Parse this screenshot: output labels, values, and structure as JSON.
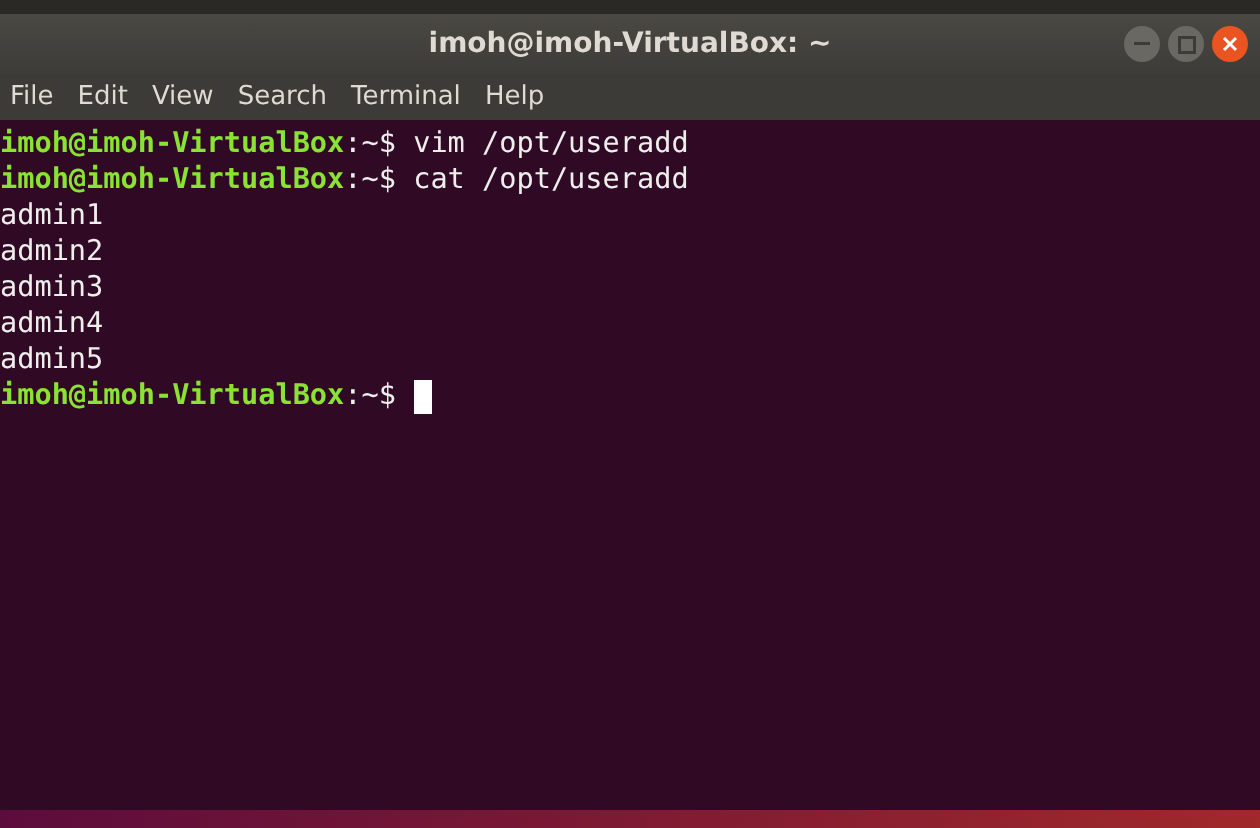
{
  "window": {
    "title": "imoh@imoh-VirtualBox: ~"
  },
  "menu": [
    "File",
    "Edit",
    "View",
    "Search",
    "Terminal",
    "Help"
  ],
  "lines": [
    {
      "kind": "prompt",
      "user_host": "imoh@imoh-VirtualBox",
      "path": ":~$",
      "command": "vim /opt/useradd",
      "cursor": false
    },
    {
      "kind": "prompt",
      "user_host": "imoh@imoh-VirtualBox",
      "path": ":~$",
      "command": "cat /opt/useradd",
      "cursor": false
    },
    {
      "kind": "output",
      "text": "admin1"
    },
    {
      "kind": "output",
      "text": "admin2"
    },
    {
      "kind": "output",
      "text": "admin3"
    },
    {
      "kind": "output",
      "text": "admin4"
    },
    {
      "kind": "output",
      "text": "admin5"
    },
    {
      "kind": "prompt",
      "user_host": "imoh@imoh-VirtualBox",
      "path": ":~$",
      "cursor": true
    }
  ]
}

--------------------------------

> [WRITTEN INSTRUCTION]
Go through the material above and count the lines that contain "command"; give that number alone.

> [RESULT OF THE EXERCISE]
2